INFORMATION SUPPLIED
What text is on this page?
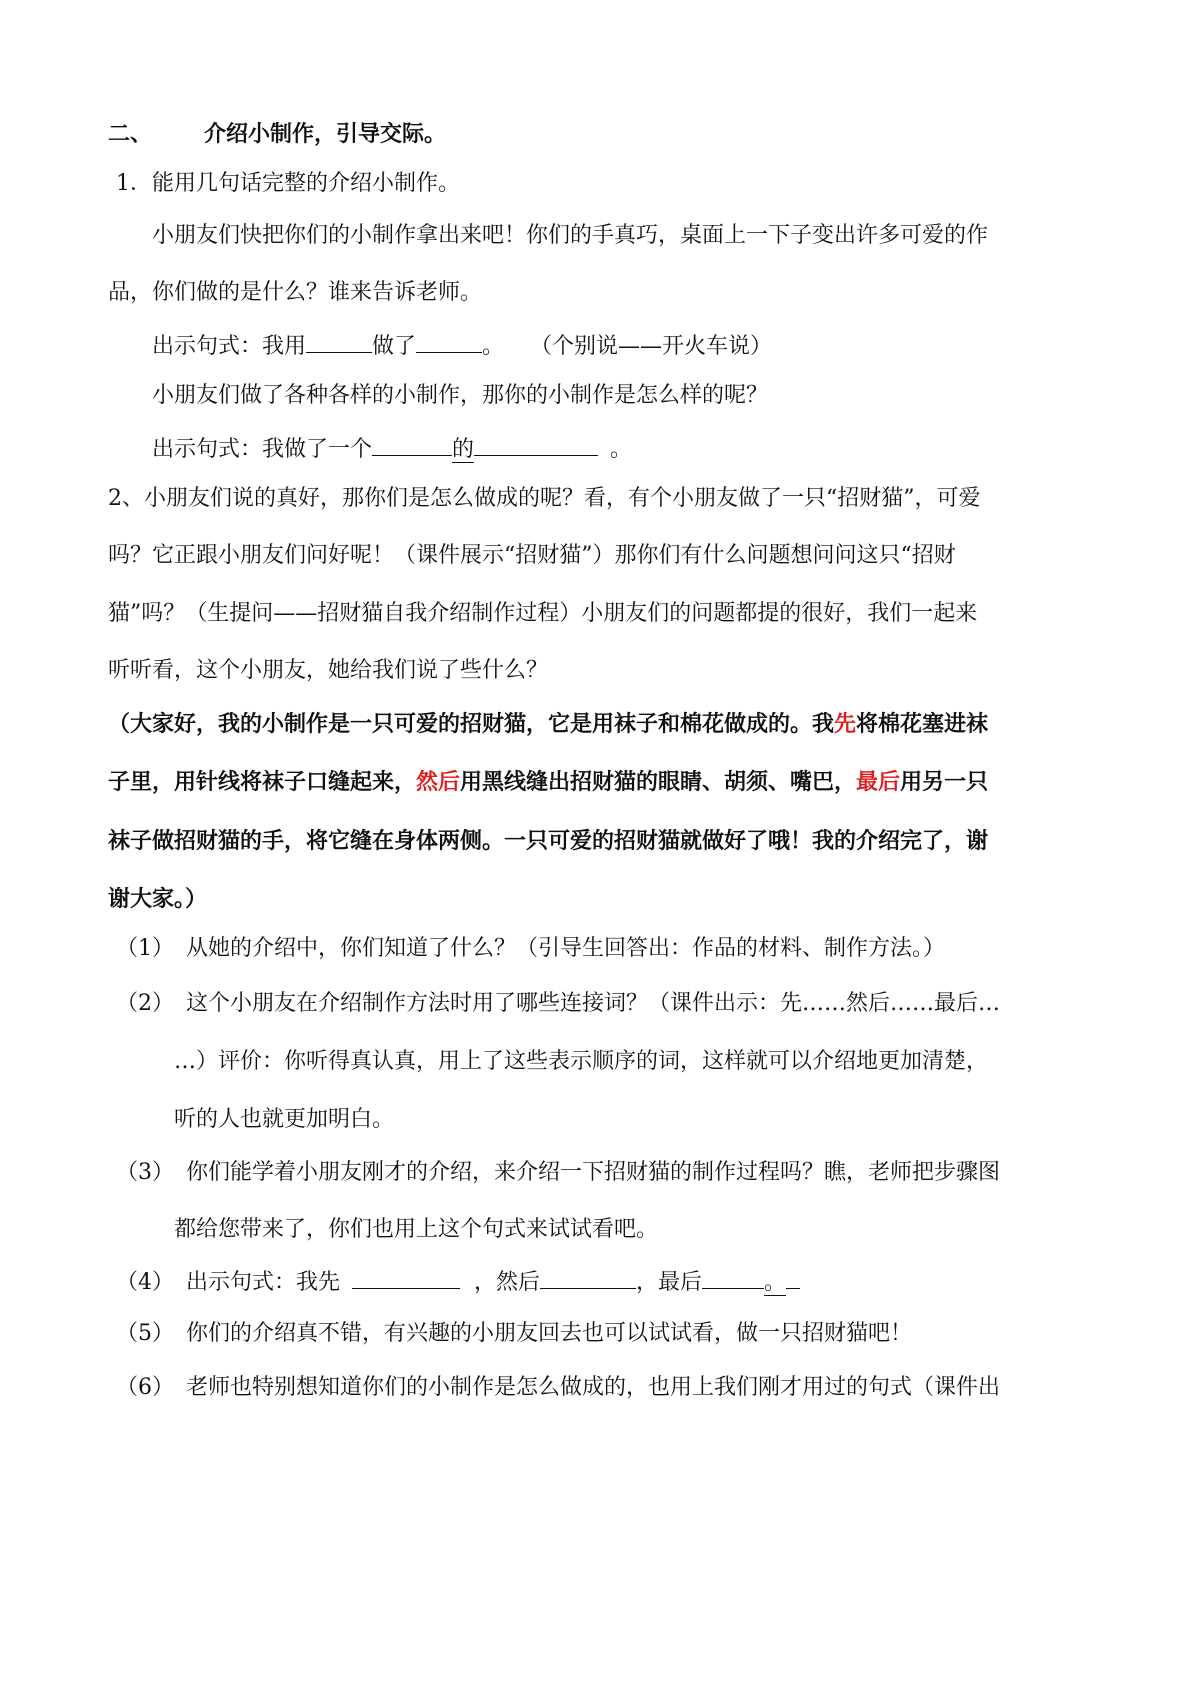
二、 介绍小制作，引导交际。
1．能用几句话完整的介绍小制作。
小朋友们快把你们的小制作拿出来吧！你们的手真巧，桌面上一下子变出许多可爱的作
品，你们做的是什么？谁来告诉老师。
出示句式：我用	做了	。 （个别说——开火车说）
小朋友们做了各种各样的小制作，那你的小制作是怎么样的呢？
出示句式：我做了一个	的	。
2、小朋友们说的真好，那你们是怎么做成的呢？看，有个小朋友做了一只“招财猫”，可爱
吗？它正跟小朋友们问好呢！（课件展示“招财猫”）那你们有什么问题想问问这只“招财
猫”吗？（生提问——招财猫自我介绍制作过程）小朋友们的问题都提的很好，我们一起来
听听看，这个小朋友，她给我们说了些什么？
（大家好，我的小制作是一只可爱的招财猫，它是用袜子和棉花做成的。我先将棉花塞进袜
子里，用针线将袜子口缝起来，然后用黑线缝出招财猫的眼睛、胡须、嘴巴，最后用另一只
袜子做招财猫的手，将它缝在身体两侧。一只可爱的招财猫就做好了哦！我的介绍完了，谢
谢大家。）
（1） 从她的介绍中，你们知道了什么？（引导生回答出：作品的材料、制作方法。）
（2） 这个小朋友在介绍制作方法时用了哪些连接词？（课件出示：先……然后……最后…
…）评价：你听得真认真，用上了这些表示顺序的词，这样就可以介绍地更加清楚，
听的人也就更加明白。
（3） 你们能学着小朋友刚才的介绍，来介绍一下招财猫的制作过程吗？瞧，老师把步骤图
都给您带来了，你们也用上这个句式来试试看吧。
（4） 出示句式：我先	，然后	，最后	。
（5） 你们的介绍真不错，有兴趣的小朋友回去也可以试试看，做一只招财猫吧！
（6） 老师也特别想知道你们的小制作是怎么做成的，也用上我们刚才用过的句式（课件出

WHAT YOU HAVE TO DO
Transcribe the preceding listing in its entirety and with exact wording, leaving out pictures.

TASK RESPONSE
What text is on this page?
二、 介绍小制作，引导交际。
1．能用几句话完整的介绍小制作。
小朋友们快把你们的小制作拿出来吧！你们的手真巧，桌面上一下子变出许多可爱的作
品，你们做的是什么？谁来告诉老师。
出示句式：我用	做了	。 （个别说——开火车说）
小朋友们做了各种各样的小制作，那你的小制作是怎么样的呢？
出示句式：我做了一个	的	。
2、小朋友们说的真好，那你们是怎么做成的呢？看，有个小朋友做了一只“招财猫”，可爱
吗？它正跟小朋友们问好呢！（课件展示“招财猫”）那你们有什么问题想问问这只“招财
猫”吗？（生提问——招财猫自我介绍制作过程）小朋友们的问题都提的很好，我们一起来
听听看，这个小朋友，她给我们说了些什么？
（大家好，我的小制作是一只可爱的招财猫，它是用袜子和棉花做成的。我先将棉花塞进袜
子里，用针线将袜子口缝起来，然后用黑线缝出招财猫的眼睛、胡须、嘴巴，最后用另一只
袜子做招财猫的手，将它缝在身体两侧。一只可爱的招财猫就做好了哦！我的介绍完了，谢
谢大家。）
（1） 从她的介绍中，你们知道了什么？（引导生回答出：作品的材料、制作方法。）
（2） 这个小朋友在介绍制作方法时用了哪些连接词？（课件出示：先……然后……最后…
…）评价：你听得真认真，用上了这些表示顺序的词，这样就可以介绍地更加清楚，
听的人也就更加明白。
（3） 你们能学着小朋友刚才的介绍，来介绍一下招财猫的制作过程吗？瞧，老师把步骤图
都给您带来了，你们也用上这个句式来试试看吧。
（4） 出示句式：我先	，然后	，最后	。
（5） 你们的介绍真不错，有兴趣的小朋友回去也可以试试看，做一只招财猫吧！
（6） 老师也特别想知道你们的小制作是怎么做成的，也用上我们刚才用过的句式（课件出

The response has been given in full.